• [Exercise] Reproduce the listing below word for word, with no pictures.

Data excerpts
--- BEGIN ---

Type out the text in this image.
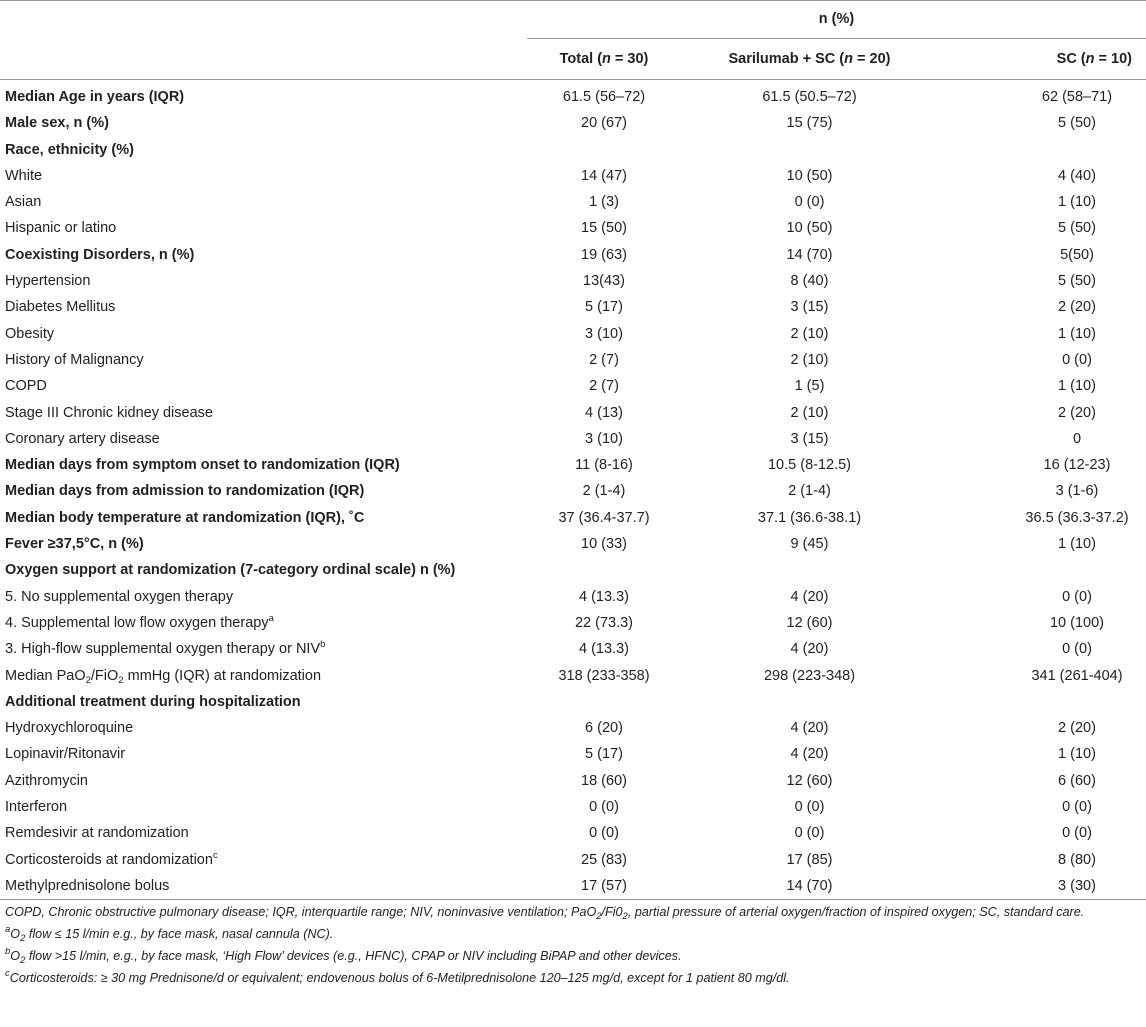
	n (%)		
	Total (n = 30)	Sarilumab + SC (n = 20)	SC (n = 10)
Median Age in years (IQR)	61.5 (56–72)	61.5 (50.5–72)	62 (58–71)
Male sex, n (%)	20 (67)	15 (75)	5 (50)
Race, ethnicity (%)			
White	14 (47)	10 (50)	4 (40)
Asian	1 (3)	0 (0)	1 (10)
Hispanic or latino	15 (50)	10 (50)	5 (50)
Coexisting Disorders, n (%)	19 (63)	14 (70)	5(50)
Hypertension	13(43)	8 (40)	5 (50)
Diabetes Mellitus	5 (17)	3 (15)	2 (20)
Obesity	3 (10)	2 (10)	1 (10)
History of Malignancy	2 (7)	2 (10)	0 (0)
COPD	2 (7)	1 (5)	1 (10)
Stage III Chronic kidney disease	4 (13)	2 (10)	2 (20)
Coronary artery disease	3 (10)	3 (15)	0
Median days from symptom onset to randomization (IQR)	11 (8-16)	10.5 (8-12.5)	16 (12-23)
Median days from admission to randomization (IQR)	2 (1-4)	2 (1-4)	3 (1-6)
Median body temperature at randomization (IQR), ˚C	37 (36.4-37.7)	37.1 (36.6-38.1)	36.5 (36.3-37.2)
Fever ≥37,5°C, n (%)	10 (33)	9 (45)	1 (10)
Oxygen support at randomization (7-category ordinal scale) n (%)			
5. No supplemental oxygen therapy	4 (13.3)	4 (20)	0 (0)
4. Supplemental low flow oxygen therapy$^a$	22 (73.3)	12 (60)	10 (100)
3. High-flow supplemental oxygen therapy or NIV$^b$	4 (13.3)	4 (20)	0 (0)
Median PaO$_2$/FiO$_2$ mmHg (IQR) at randomization	318 (233-358)	298 (223-348)	341 (261-404)
Additional treatment during hospitalization			
Hydroxychloroquine	6 (20)	4 (20)	2 (20)
Lopinavir/Ritonavir	5 (17)	4 (20)	1 (10)
Azithromycin	18 (60)	12 (60)	6 (60)
Interferon	0 (0)	0 (0)	0 (0)
Remdesivir at randomization	0 (0)	0 (0)	0 (0)
Corticosteroids at randomization$^c$	25 (83)	17 (85)	8 (80)
Methylprednisolone bolus	17 (57)	14 (70)	3 (30)

COPD, Chronic obstructive pulmonary disease; IQR, interquartile range; NIV, noninvasive ventilation; $PaO_2/Fi0_2$, partial pressure of arterial oxygen/fraction of inspired oxygen; SC, standard care.

$^aO_2$ flow ≤ 15 l/min e.g., by face mask, nasal cannula (NC).

$^bO_2$ flow >15 l/min, e.g., by face mask, ‘High Flow’ devices (e.g., HFNC), CPAP or NIV including BiPAP and other devices.

$^c$Corticosteroids: ≥ 30 mg Prednisone/d or equivalent; endovenous bolus of 6-Metilprednisolone 120–125 mg/d, except for 1 patient 80 mg/dl.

--- END ---

• [Expected answer]
Type out the text in this image.
	n (%)		
	Total (n = 30)	Sarilumab + SC (n = 20)	SC (n = 10)
Median Age in years (IQR)	61.5 (56–72)	61.5 (50.5–72)	62 (58–71)
Male sex, n (%)	20 (67)	15 (75)	5 (50)
Race, ethnicity (%)			
White	14 (47)	10 (50)	4 (40)
Asian	1 (3)	0 (0)	1 (10)
Hispanic or latino	15 (50)	10 (50)	5 (50)
Coexisting Disorders, n (%)	19 (63)	14 (70)	5(50)
Hypertension	13(43)	8 (40)	5 (50)
Diabetes Mellitus	5 (17)	3 (15)	2 (20)
Obesity	3 (10)	2 (10)	1 (10)
History of Malignancy	2 (7)	2 (10)	0 (0)
COPD	2 (7)	1 (5)	1 (10)
Stage III Chronic kidney disease	4 (13)	2 (10)	2 (20)
Coronary artery disease	3 (10)	3 (15)	0
Median days from symptom onset to randomization (IQR)	11 (8-16)	10.5 (8-12.5)	16 (12-23)
Median days from admission to randomization (IQR)	2 (1-4)	2 (1-4)	3 (1-6)
Median body temperature at randomization (IQR), ˚C	37 (36.4-37.7)	37.1 (36.6-38.1)	36.5 (36.3-37.2)
Fever ≥37,5°C, n (%)	10 (33)	9 (45)	1 (10)
Oxygen support at randomization (7-category ordinal scale) n (%)			
5. No supplemental oxygen therapy	4 (13.3)	4 (20)	0 (0)
4. Supplemental low flow oxygen therapy$^a$	22 (73.3)	12 (60)	10 (100)
3. High-flow supplemental oxygen therapy or NIV$^b$	4 (13.3)	4 (20)	0 (0)
Median PaO$_2$/FiO$_2$ mmHg (IQR) at randomization	318 (233-358)	298 (223-348)	341 (261-404)
Additional treatment during hospitalization			
Hydroxychloroquine	6 (20)	4 (20)	2 (20)
Lopinavir/Ritonavir	5 (17)	4 (20)	1 (10)
Azithromycin	18 (60)	12 (60)	6 (60)
Interferon	0 (0)	0 (0)	0 (0)
Remdesivir at randomization	0 (0)	0 (0)	0 (0)
Corticosteroids at randomization$^c$	25 (83)	17 (85)	8 (80)
Methylprednisolone bolus	17 (57)	14 (70)	3 (30)

COPD, Chronic obstructive pulmonary disease; IQR, interquartile range; NIV, noninvasive ventilation; $PaO_2/Fi0_2$, partial pressure of arterial oxygen/fraction of inspired oxygen; SC, standard care.

$^aO_2$ flow ≤ 15 l/min e.g., by face mask, nasal cannula (NC).

$^bO_2$ flow >15 l/min, e.g., by face mask, ‘High Flow’ devices (e.g., HFNC), CPAP or NIV including BiPAP and other devices.

$^c$Corticosteroids: ≥ 30 mg Prednisone/d or equivalent; endovenous bolus of 6-Metilprednisolone 120–125 mg/d, except for 1 patient 80 mg/dl.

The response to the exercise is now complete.